# EXERCISE
Locate and copy each line in the data that contains the word "JSON".

# ENTRIES
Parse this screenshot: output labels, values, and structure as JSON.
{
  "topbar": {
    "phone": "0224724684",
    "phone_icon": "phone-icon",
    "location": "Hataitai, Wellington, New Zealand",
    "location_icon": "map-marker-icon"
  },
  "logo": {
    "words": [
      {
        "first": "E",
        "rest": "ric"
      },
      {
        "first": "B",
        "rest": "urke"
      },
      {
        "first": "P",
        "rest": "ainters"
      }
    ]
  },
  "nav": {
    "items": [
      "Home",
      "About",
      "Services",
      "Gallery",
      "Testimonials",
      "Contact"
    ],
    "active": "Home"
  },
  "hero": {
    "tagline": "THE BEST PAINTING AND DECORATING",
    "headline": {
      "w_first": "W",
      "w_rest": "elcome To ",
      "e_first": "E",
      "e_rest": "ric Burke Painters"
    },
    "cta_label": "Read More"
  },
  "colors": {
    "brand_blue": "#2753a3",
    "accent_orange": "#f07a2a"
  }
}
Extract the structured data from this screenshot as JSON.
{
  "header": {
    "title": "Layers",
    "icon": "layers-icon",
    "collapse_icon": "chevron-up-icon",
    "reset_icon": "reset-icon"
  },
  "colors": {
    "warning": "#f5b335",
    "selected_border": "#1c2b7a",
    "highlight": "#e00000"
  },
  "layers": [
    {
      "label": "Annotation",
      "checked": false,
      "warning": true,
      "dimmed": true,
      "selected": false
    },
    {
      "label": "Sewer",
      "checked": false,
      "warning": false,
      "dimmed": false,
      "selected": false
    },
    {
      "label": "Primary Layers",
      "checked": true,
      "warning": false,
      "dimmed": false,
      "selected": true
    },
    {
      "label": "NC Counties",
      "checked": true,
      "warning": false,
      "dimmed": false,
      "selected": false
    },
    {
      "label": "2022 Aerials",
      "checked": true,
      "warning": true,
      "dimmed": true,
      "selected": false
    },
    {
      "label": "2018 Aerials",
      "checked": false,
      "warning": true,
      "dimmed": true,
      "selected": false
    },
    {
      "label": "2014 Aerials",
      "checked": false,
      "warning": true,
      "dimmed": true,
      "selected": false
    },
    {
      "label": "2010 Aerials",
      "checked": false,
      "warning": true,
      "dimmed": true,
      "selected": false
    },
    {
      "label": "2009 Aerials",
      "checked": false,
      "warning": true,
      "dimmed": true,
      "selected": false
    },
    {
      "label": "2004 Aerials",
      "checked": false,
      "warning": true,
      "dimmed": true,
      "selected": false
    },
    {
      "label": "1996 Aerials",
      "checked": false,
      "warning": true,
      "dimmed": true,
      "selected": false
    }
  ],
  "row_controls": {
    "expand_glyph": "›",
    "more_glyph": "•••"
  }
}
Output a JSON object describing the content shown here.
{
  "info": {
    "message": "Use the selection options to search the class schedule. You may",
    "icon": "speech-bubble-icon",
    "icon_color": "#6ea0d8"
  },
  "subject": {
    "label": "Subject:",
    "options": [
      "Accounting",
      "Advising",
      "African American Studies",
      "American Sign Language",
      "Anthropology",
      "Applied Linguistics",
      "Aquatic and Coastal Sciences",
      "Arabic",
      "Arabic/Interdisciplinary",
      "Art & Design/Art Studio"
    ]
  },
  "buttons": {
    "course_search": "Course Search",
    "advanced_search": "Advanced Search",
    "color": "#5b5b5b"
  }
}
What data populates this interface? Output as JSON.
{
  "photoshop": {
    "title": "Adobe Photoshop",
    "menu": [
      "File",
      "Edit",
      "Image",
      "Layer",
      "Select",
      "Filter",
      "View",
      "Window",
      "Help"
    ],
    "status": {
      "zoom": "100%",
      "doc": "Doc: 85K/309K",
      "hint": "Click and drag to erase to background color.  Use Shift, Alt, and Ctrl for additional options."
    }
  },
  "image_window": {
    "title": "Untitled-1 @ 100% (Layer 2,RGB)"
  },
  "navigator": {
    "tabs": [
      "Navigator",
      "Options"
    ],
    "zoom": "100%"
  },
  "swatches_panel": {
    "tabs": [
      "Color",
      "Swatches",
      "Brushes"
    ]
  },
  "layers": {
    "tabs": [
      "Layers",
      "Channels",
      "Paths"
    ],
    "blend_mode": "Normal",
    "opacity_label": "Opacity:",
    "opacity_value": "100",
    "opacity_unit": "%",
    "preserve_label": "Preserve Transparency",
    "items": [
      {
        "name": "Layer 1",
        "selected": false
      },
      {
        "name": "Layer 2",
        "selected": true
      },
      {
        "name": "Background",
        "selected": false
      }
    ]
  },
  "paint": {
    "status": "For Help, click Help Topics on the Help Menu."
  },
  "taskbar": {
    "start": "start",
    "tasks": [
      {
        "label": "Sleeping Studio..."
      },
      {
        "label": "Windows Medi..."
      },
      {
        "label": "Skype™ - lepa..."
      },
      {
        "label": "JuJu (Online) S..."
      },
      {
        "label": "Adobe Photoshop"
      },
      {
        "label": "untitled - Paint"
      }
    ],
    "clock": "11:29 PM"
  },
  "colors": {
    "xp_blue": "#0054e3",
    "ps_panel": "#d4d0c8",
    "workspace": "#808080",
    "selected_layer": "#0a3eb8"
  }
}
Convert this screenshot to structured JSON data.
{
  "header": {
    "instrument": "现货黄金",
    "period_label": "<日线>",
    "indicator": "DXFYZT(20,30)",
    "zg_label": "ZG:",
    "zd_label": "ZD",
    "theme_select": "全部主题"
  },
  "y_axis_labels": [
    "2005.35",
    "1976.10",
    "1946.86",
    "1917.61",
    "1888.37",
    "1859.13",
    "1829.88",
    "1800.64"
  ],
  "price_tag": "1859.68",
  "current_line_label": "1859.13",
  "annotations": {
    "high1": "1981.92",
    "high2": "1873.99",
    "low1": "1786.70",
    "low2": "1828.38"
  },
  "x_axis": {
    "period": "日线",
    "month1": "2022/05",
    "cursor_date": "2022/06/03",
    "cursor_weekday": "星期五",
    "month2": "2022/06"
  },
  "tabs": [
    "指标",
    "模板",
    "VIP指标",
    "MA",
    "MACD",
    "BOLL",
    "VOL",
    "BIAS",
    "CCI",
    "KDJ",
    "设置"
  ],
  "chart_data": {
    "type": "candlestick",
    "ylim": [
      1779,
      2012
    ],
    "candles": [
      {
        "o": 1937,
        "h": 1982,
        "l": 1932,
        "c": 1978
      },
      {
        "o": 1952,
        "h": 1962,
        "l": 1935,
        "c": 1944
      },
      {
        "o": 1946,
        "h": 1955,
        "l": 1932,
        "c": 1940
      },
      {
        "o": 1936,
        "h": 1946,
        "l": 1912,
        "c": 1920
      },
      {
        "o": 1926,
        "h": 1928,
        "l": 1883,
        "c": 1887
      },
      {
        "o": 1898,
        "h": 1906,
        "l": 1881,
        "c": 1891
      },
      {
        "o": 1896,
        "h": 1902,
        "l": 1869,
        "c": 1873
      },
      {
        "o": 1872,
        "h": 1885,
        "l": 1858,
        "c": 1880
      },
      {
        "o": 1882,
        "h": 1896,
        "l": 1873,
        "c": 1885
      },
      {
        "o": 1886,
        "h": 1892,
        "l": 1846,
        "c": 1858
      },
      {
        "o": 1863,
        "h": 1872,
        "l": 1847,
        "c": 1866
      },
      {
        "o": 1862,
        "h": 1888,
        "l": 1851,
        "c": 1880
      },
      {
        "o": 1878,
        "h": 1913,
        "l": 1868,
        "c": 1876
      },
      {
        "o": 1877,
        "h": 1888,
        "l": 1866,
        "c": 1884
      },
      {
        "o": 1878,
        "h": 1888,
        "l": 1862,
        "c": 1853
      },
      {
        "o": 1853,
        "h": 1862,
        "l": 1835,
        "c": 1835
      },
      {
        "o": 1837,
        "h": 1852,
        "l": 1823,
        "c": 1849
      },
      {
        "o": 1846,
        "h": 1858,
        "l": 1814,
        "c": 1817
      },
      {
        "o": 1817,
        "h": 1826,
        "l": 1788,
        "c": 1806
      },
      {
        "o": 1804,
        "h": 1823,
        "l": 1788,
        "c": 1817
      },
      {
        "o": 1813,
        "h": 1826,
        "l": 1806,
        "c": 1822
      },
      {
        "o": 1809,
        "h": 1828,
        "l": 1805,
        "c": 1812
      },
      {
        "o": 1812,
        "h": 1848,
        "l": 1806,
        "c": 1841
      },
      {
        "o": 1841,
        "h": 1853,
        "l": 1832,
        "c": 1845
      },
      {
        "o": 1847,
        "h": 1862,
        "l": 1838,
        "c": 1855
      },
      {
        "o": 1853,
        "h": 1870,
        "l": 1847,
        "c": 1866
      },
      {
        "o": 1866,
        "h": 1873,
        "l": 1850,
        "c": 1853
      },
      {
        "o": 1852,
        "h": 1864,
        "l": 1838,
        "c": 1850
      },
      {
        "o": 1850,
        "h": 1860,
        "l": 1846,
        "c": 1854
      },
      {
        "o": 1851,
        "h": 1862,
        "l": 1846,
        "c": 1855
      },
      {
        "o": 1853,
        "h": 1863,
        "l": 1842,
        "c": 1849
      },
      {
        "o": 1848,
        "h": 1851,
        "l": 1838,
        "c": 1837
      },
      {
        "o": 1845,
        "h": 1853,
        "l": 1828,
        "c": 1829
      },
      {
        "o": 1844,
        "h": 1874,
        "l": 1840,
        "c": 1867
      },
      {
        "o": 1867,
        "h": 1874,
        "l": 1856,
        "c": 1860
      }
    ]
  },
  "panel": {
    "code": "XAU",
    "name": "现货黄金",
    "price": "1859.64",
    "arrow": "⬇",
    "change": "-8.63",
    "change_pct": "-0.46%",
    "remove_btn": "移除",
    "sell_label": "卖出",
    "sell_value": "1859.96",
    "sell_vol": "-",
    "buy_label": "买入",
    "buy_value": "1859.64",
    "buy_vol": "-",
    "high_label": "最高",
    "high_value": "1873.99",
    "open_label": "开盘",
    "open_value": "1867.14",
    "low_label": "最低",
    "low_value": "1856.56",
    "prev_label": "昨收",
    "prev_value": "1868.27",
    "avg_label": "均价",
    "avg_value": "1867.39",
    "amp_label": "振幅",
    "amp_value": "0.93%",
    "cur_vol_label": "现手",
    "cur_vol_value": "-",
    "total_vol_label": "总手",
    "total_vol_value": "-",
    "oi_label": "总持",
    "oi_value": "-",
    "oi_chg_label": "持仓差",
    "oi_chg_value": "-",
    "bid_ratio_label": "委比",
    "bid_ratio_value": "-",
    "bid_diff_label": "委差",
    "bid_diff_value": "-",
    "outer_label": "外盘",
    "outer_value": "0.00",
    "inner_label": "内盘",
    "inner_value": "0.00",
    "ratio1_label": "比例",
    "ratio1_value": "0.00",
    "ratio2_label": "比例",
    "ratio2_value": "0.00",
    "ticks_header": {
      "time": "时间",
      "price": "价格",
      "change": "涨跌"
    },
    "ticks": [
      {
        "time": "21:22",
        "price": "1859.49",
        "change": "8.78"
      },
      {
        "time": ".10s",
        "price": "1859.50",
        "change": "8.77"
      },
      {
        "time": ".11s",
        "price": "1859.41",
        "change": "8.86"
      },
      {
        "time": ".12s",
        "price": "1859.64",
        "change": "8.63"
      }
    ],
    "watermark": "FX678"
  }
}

# FINAL RESULT
Parse this screenshot: output labels, values, and structure as JSON.
Extract the structured data from this screenshot as JSON.
Output a JSON object describing the content shown here.
What data populates this interface? Output as JSON.
Convert this screenshot to structured JSON data.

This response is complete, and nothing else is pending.